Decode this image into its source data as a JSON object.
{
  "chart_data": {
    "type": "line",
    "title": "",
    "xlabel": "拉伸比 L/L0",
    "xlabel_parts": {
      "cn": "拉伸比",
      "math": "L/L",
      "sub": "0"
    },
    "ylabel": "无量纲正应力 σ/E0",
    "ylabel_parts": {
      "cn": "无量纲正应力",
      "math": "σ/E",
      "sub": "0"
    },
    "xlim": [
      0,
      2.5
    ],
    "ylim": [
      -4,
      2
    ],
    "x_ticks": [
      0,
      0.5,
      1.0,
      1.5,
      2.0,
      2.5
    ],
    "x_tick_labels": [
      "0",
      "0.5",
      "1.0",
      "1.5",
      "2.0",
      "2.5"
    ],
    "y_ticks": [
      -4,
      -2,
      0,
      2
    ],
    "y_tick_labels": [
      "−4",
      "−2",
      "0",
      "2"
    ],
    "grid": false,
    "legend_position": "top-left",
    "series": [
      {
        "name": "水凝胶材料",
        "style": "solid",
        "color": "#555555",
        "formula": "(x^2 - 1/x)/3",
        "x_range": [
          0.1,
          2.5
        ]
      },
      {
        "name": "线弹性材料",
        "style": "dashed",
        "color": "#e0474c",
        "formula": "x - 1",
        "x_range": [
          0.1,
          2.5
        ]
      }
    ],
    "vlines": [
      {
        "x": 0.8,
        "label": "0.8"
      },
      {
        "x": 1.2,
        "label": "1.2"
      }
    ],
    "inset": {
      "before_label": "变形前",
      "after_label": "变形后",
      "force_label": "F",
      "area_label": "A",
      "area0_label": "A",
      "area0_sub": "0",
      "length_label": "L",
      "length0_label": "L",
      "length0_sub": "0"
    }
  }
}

==

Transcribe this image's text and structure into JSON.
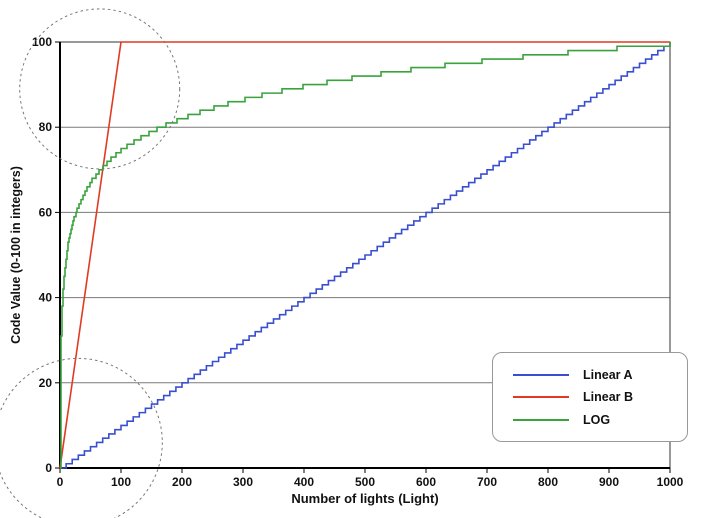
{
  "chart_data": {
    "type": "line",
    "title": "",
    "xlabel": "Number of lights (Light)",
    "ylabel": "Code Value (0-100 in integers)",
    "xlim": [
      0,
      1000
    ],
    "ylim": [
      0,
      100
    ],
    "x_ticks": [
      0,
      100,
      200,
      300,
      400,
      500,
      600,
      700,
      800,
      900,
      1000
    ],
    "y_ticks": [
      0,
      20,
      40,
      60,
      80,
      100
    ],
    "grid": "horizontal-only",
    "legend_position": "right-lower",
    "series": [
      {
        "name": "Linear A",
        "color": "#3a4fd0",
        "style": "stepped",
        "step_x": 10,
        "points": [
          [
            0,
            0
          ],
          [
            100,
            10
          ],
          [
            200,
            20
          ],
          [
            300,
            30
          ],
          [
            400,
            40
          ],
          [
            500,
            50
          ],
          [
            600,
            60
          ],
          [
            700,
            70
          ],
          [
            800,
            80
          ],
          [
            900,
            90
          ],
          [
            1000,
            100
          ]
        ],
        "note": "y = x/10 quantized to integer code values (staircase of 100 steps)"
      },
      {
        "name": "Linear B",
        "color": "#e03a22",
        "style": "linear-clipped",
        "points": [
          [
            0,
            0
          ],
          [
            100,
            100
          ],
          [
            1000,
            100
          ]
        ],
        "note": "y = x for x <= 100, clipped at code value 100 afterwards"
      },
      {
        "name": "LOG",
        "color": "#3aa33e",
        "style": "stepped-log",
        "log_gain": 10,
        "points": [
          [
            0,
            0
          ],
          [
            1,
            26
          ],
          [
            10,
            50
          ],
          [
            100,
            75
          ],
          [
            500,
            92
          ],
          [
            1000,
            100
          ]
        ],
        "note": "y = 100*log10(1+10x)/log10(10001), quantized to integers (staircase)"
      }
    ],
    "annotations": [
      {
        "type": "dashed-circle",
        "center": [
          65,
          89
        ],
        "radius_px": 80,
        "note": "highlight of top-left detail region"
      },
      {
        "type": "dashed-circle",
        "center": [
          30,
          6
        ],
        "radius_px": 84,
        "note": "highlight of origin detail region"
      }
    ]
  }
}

==

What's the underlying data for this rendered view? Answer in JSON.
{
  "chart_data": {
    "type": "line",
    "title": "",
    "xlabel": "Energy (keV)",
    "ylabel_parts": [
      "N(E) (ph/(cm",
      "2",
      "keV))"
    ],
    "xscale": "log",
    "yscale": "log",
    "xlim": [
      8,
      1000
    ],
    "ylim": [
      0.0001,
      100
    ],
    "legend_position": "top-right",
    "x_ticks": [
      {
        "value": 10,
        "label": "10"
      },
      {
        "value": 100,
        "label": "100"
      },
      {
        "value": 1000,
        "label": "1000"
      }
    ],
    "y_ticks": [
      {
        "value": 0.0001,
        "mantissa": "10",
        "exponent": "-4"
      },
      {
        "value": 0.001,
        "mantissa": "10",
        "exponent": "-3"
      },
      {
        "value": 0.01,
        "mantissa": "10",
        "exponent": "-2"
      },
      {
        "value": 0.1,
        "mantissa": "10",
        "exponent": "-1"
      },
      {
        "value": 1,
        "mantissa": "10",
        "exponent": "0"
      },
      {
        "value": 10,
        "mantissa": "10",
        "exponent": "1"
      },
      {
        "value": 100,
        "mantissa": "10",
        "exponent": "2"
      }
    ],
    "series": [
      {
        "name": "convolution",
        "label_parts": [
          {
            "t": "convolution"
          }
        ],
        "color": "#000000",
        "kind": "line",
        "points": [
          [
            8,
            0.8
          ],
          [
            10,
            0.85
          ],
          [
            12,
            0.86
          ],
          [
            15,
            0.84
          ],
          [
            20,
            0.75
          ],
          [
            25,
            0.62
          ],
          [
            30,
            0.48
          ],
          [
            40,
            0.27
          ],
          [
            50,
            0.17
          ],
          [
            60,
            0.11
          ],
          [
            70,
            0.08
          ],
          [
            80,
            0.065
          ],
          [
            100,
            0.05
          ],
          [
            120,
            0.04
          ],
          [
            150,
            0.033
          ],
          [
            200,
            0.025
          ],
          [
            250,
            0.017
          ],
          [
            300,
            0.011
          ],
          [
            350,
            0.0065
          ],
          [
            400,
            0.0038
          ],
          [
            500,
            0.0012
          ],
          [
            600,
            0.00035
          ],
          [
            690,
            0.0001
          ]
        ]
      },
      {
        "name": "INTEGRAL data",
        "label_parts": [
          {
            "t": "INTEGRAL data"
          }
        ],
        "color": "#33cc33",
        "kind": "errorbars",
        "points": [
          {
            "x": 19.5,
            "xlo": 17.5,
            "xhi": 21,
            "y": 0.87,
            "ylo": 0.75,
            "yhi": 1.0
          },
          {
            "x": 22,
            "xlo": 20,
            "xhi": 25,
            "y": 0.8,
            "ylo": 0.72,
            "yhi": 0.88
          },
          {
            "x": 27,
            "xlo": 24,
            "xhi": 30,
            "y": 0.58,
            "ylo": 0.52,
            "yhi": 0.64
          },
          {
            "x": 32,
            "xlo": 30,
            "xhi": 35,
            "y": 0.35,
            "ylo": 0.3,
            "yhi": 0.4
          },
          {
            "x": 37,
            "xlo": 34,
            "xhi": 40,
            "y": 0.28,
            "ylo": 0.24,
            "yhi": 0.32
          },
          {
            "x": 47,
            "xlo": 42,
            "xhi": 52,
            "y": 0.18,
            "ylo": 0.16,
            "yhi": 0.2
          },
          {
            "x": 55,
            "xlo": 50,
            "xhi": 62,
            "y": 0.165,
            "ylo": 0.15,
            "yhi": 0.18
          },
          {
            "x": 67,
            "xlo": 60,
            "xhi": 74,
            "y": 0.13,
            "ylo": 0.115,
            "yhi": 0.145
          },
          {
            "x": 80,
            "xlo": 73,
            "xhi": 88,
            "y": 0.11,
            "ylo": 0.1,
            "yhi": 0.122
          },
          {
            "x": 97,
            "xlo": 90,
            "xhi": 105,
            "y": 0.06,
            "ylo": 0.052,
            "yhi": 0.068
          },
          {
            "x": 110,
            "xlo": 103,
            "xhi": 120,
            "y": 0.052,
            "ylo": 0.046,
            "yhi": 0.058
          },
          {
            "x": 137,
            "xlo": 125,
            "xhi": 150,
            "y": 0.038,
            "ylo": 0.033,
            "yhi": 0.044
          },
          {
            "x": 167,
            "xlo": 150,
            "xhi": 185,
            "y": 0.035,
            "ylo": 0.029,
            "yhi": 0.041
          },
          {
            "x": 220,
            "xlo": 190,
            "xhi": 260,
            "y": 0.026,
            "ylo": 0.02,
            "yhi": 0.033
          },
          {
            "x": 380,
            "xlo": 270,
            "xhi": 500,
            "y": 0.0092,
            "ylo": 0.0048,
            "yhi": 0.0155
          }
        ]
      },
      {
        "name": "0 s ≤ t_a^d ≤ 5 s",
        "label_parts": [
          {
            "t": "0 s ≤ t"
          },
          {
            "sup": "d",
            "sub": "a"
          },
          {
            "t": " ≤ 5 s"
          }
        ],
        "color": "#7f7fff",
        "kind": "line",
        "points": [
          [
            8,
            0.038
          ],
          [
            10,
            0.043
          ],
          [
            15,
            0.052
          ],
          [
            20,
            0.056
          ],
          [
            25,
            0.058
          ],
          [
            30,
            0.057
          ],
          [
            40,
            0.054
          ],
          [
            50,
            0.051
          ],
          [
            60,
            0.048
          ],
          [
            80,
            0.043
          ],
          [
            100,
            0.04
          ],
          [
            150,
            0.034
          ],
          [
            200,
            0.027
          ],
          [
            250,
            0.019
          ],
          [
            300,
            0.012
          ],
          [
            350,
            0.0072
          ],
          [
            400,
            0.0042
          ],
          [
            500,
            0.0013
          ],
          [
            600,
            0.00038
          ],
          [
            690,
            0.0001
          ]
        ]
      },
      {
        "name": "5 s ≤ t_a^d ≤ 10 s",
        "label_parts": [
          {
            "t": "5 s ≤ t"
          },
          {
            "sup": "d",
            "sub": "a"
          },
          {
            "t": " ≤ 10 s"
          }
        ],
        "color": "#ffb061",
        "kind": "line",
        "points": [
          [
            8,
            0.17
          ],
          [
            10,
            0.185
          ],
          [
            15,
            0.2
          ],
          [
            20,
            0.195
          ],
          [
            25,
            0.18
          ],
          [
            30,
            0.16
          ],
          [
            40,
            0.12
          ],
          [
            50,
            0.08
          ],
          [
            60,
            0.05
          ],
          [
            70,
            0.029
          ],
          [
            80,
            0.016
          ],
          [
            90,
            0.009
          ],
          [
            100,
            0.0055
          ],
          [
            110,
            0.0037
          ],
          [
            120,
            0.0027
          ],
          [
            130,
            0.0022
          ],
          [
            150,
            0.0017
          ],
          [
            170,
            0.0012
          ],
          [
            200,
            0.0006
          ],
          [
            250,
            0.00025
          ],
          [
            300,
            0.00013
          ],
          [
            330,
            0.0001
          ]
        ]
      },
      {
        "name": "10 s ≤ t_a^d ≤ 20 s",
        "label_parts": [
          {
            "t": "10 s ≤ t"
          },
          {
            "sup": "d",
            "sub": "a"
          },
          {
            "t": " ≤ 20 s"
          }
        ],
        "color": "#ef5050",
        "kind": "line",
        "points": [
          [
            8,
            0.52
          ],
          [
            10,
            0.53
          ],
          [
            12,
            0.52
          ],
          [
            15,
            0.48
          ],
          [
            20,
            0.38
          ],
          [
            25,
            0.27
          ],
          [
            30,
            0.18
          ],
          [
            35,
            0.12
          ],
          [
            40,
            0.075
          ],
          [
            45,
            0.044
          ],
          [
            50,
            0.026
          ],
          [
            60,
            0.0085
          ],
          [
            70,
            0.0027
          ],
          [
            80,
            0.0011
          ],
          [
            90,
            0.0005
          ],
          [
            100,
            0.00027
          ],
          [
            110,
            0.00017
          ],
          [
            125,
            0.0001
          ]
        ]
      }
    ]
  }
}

| Exercise goal |
Extract all lines of the records above that include "image".

| The completed task |
Decode this image into its source data as a JSON object.
Transcribe this image's text and structure into JSON.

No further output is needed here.